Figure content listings
━━━━━━━━━━
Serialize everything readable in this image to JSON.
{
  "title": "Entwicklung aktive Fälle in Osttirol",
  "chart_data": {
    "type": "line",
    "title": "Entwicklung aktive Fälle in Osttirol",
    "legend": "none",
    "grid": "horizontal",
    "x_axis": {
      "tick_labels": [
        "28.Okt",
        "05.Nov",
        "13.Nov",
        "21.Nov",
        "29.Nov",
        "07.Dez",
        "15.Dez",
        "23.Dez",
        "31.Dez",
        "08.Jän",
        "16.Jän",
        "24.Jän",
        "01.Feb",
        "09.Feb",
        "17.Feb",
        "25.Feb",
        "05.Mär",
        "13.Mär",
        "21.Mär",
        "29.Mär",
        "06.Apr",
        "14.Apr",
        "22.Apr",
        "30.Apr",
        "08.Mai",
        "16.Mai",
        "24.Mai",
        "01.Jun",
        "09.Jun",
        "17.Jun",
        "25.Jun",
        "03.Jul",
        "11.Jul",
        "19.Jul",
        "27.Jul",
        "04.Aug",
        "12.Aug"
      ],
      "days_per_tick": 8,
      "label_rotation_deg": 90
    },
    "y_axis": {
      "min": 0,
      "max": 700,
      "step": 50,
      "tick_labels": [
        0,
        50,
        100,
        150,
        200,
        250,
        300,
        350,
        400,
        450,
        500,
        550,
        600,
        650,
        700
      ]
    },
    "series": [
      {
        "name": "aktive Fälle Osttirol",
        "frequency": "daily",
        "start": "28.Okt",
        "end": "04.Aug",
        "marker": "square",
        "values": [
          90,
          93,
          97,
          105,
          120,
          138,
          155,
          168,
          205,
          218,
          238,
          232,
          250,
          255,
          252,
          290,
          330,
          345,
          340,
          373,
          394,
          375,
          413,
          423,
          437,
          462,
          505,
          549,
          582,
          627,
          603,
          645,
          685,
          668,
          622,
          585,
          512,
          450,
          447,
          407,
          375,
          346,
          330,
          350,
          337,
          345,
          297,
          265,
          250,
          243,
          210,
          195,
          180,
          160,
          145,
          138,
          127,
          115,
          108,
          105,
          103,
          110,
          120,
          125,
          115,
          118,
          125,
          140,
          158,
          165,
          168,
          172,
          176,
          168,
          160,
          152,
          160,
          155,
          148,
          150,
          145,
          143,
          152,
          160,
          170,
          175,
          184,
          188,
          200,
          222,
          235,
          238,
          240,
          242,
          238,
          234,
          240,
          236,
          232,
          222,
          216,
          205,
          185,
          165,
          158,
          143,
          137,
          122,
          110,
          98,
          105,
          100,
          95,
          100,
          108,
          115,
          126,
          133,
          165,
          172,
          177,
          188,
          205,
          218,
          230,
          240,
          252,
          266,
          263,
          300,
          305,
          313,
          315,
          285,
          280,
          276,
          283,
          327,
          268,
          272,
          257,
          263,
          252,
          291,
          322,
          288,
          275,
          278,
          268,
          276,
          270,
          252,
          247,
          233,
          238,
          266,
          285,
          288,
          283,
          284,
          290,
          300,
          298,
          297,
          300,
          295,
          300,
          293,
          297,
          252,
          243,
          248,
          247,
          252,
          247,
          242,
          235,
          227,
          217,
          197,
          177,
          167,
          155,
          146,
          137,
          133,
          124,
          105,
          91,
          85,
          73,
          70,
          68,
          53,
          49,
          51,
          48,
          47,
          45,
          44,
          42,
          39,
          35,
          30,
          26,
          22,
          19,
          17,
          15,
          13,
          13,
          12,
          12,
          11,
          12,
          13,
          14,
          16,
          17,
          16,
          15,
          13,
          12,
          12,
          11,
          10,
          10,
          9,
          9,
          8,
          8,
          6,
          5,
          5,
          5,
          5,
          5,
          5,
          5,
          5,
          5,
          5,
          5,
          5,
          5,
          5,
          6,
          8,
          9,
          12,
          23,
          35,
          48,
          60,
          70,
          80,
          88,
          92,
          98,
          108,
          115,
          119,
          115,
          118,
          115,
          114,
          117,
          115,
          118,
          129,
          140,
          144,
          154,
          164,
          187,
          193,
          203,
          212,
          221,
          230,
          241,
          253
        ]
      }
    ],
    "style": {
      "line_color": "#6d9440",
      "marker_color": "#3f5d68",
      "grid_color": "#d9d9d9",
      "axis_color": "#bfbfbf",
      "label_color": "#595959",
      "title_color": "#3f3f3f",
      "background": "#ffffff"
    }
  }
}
━━━━━━━━━━
--- Given problem ---
Go through the records above and retype each one exactly.

--- Solution below ---
Serialize everything readable in this image to JSON.
{
  "title": "Entwicklung aktive Fälle in Osttirol",
  "chart_data": {
    "type": "line",
    "title": "Entwicklung aktive Fälle in Osttirol",
    "legend": "none",
    "grid": "horizontal",
    "x_axis": {
      "tick_labels": [
        "28.Okt",
        "05.Nov",
        "13.Nov",
        "21.Nov",
        "29.Nov",
        "07.Dez",
        "15.Dez",
        "23.Dez",
        "31.Dez",
        "08.Jän",
        "16.Jän",
        "24.Jän",
        "01.Feb",
        "09.Feb",
        "17.Feb",
        "25.Feb",
        "05.Mär",
        "13.Mär",
        "21.Mär",
        "29.Mär",
        "06.Apr",
        "14.Apr",
        "22.Apr",
        "30.Apr",
        "08.Mai",
        "16.Mai",
        "24.Mai",
        "01.Jun",
        "09.Jun",
        "17.Jun",
        "25.Jun",
        "03.Jul",
        "11.Jul",
        "19.Jul",
        "27.Jul",
        "04.Aug",
        "12.Aug"
      ],
      "days_per_tick": 8,
      "label_rotation_deg": 90
    },
    "y_axis": {
      "min": 0,
      "max": 700,
      "step": 50,
      "tick_labels": [
        0,
        50,
        100,
        150,
        200,
        250,
        300,
        350,
        400,
        450,
        500,
        550,
        600,
        650,
        700
      ]
    },
    "series": [
      {
        "name": "aktive Fälle Osttirol",
        "frequency": "daily",
        "start": "28.Okt",
        "end": "04.Aug",
        "marker": "square",
        "values": [
          90,
          93,
          97,
          105,
          120,
          138,
          155,
          168,
          205,
          218,
          238,
          232,
          250,
          255,
          252,
          290,
          330,
          345,
          340,
          373,
          394,
          375,
          413,
          423,
          437,
          462,
          505,
          549,
          582,
          627,
          603,
          645,
          685,
          668,
          622,
          585,
          512,
          450,
          447,
          407,
          375,
          346,
          330,
          350,
          337,
          345,
          297,
          265,
          250,
          243,
          210,
          195,
          180,
          160,
          145,
          138,
          127,
          115,
          108,
          105,
          103,
          110,
          120,
          125,
          115,
          118,
          125,
          140,
          158,
          165,
          168,
          172,
          176,
          168,
          160,
          152,
          160,
          155,
          148,
          150,
          145,
          143,
          152,
          160,
          170,
          175,
          184,
          188,
          200,
          222,
          235,
          238,
          240,
          242,
          238,
          234,
          240,
          236,
          232,
          222,
          216,
          205,
          185,
          165,
          158,
          143,
          137,
          122,
          110,
          98,
          105,
          100,
          95,
          100,
          108,
          115,
          126,
          133,
          165,
          172,
          177,
          188,
          205,
          218,
          230,
          240,
          252,
          266,
          263,
          300,
          305,
          313,
          315,
          285,
          280,
          276,
          283,
          327,
          268,
          272,
          257,
          263,
          252,
          291,
          322,
          288,
          275,
          278,
          268,
          276,
          270,
          252,
          247,
          233,
          238,
          266,
          285,
          288,
          283,
          284,
          290,
          300,
          298,
          297,
          300,
          295,
          300,
          293,
          297,
          252,
          243,
          248,
          247,
          252,
          247,
          242,
          235,
          227,
          217,
          197,
          177,
          167,
          155,
          146,
          137,
          133,
          124,
          105,
          91,
          85,
          73,
          70,
          68,
          53,
          49,
          51,
          48,
          47,
          45,
          44,
          42,
          39,
          35,
          30,
          26,
          22,
          19,
          17,
          15,
          13,
          13,
          12,
          12,
          11,
          12,
          13,
          14,
          16,
          17,
          16,
          15,
          13,
          12,
          12,
          11,
          10,
          10,
          9,
          9,
          8,
          8,
          6,
          5,
          5,
          5,
          5,
          5,
          5,
          5,
          5,
          5,
          5,
          5,
          5,
          5,
          5,
          6,
          8,
          9,
          12,
          23,
          35,
          48,
          60,
          70,
          80,
          88,
          92,
          98,
          108,
          115,
          119,
          115,
          118,
          115,
          114,
          117,
          115,
          118,
          129,
          140,
          144,
          154,
          164,
          187,
          193,
          203,
          212,
          221,
          230,
          241,
          253
        ]
      }
    ],
    "style": {
      "line_color": "#6d9440",
      "marker_color": "#3f5d68",
      "grid_color": "#d9d9d9",
      "axis_color": "#bfbfbf",
      "label_color": "#595959",
      "title_color": "#3f3f3f",
      "background": "#ffffff"
    }
  }
}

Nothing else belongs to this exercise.